Scan the listing below and copy every line holding "Wiener".

* begin *

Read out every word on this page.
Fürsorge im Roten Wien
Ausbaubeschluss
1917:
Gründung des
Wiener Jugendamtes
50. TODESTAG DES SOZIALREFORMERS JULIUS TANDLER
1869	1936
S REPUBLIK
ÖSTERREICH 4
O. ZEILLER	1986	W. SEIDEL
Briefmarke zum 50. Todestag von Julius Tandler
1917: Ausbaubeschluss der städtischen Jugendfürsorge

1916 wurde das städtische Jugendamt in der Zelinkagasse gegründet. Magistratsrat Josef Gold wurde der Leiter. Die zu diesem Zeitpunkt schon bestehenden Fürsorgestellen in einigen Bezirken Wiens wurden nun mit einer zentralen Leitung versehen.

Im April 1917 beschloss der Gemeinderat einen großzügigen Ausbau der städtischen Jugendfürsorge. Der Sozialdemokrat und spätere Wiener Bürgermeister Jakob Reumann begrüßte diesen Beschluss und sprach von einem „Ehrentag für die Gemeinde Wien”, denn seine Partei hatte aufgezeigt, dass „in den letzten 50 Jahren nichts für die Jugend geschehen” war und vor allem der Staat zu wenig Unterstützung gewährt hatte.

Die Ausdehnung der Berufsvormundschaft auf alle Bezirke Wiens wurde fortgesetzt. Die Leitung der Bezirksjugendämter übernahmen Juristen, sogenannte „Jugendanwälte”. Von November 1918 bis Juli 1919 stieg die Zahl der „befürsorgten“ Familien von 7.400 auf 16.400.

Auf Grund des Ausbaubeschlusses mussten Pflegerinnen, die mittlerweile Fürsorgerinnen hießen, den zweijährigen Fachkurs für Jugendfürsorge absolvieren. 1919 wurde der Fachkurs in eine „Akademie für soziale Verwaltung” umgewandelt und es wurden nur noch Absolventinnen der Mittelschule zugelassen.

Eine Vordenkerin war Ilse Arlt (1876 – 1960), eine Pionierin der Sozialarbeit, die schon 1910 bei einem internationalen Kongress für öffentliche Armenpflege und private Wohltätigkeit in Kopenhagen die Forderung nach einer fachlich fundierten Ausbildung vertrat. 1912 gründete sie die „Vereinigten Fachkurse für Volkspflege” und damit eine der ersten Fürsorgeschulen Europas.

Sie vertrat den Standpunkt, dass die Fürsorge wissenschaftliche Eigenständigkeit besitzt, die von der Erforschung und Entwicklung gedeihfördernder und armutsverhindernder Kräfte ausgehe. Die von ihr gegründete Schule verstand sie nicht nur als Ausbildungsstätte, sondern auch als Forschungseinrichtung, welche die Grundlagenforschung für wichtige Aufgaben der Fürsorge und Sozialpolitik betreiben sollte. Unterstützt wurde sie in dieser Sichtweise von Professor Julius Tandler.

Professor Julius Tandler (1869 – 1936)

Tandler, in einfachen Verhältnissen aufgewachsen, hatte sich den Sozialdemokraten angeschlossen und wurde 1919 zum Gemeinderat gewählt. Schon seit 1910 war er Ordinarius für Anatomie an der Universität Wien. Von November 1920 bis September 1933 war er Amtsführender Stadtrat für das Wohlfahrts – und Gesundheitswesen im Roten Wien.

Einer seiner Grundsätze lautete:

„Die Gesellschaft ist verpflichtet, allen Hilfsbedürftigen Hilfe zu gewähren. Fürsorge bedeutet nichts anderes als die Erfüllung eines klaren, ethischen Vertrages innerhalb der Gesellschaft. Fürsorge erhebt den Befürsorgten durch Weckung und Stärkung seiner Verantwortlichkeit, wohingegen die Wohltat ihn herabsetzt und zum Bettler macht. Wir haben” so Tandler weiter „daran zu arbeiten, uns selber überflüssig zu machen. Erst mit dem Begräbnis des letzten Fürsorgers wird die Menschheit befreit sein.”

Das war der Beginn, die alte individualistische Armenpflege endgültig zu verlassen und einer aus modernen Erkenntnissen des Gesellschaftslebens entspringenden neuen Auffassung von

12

* end *

[FINISHED ANSWER]
Wiener Jugendamtes
Im April 1917 beschloss der Gemeinderat einen großzügigen Ausbau der städtischen Jugendfürsorge. Der Sozialdemokrat und spätere Wiener Bürgermeister Jakob Reumann begrüßte diesen Beschluss und sprach von einem „Ehrentag für die Gemeinde Wien”, denn seine Partei hatte aufgezeigt, dass „in den letzten 50 Jahren nichts für die Jugend geschehen” war und vor allem der Staat zu wenig Unterstützung gewährt hatte.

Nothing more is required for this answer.